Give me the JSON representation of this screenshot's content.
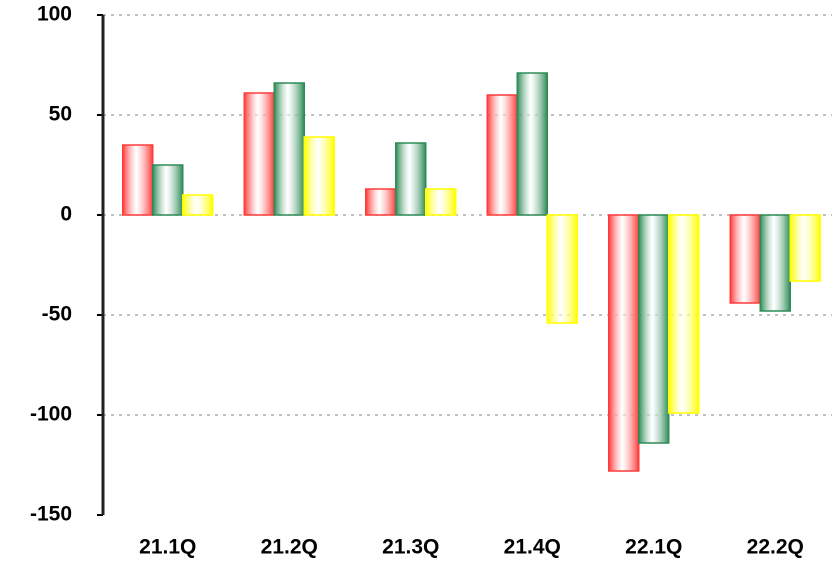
{
  "chart_data": {
    "type": "bar",
    "categories": [
      "21.1Q",
      "21.2Q",
      "21.3Q",
      "21.4Q",
      "22.1Q",
      "22.2Q"
    ],
    "series": [
      {
        "color": "#ff3b3b",
        "values": [
          35,
          61,
          13,
          60,
          -128,
          -44
        ]
      },
      {
        "color": "#2e8b57",
        "values": [
          25,
          66,
          36,
          71,
          -114,
          -48
        ]
      },
      {
        "color": "#ffff00",
        "values": [
          10,
          39,
          13,
          -54,
          -99,
          -33
        ]
      }
    ],
    "ylim": [
      -150,
      100
    ],
    "yticks": [
      -150,
      -100,
      -50,
      0,
      50,
      100
    ],
    "grid": true
  }
}
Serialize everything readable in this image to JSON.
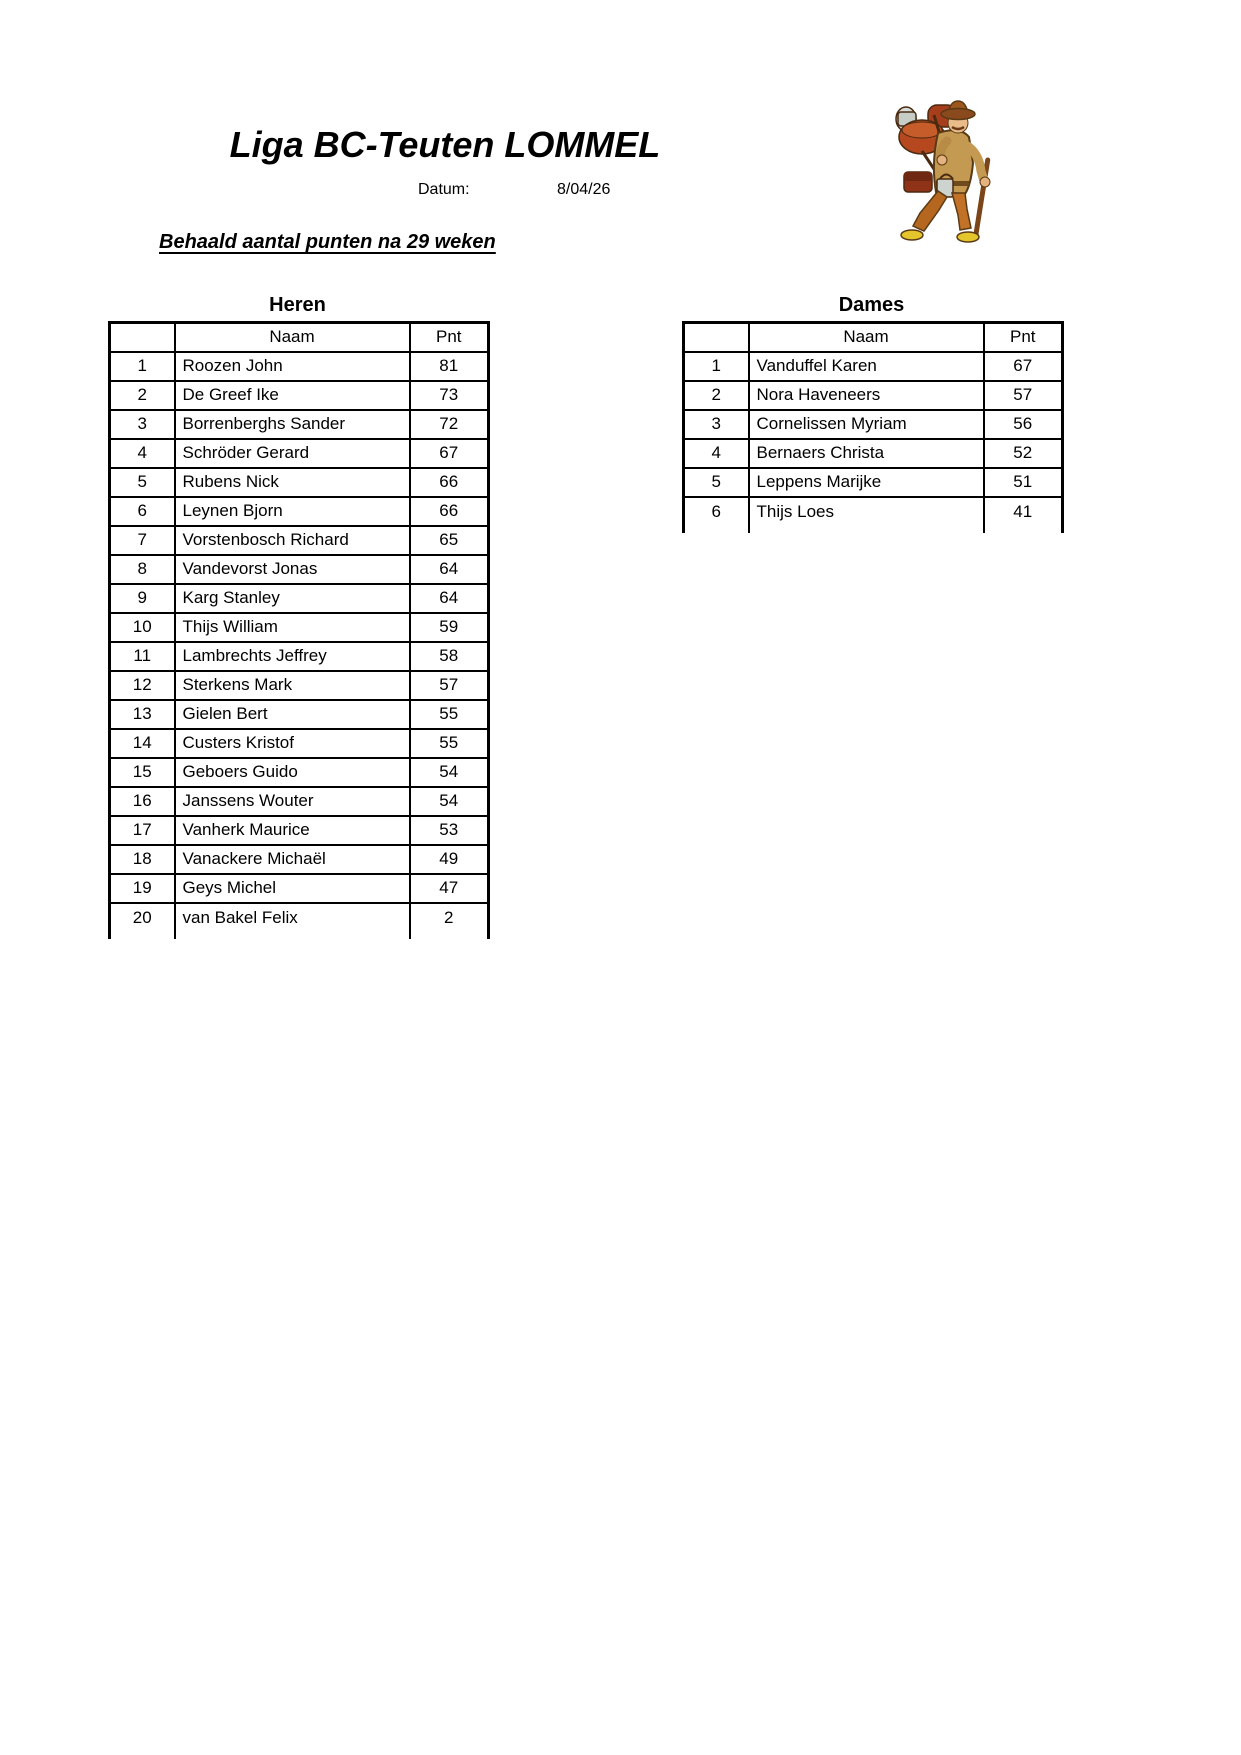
____________________
What is needed: Each entry above is to be written out again unchanged, apart from the pictures, which are left out.

Task result:
Give me the JSON representation of this screenshot's content.
{
  "chart_data": {
    "type": "bar",
    "categories": [
      "21.1Q",
      "21.2Q",
      "21.3Q",
      "21.4Q",
      "22.1Q",
      "22.2Q"
    ],
    "series": [
      {
        "color": "#ff3b3b",
        "values": [
          35,
          61,
          13,
          60,
          -128,
          -44
        ]
      },
      {
        "color": "#2e8b57",
        "values": [
          25,
          66,
          36,
          71,
          -114,
          -48
        ]
      },
      {
        "color": "#ffff00",
        "values": [
          10,
          39,
          13,
          -54,
          -99,
          -33
        ]
      }
    ],
    "ylim": [
      -150,
      100
    ],
    "yticks": [
      -150,
      -100,
      -50,
      0,
      50,
      100
    ],
    "grid": true
  }
}
Serialize everything readable in this image to JSON.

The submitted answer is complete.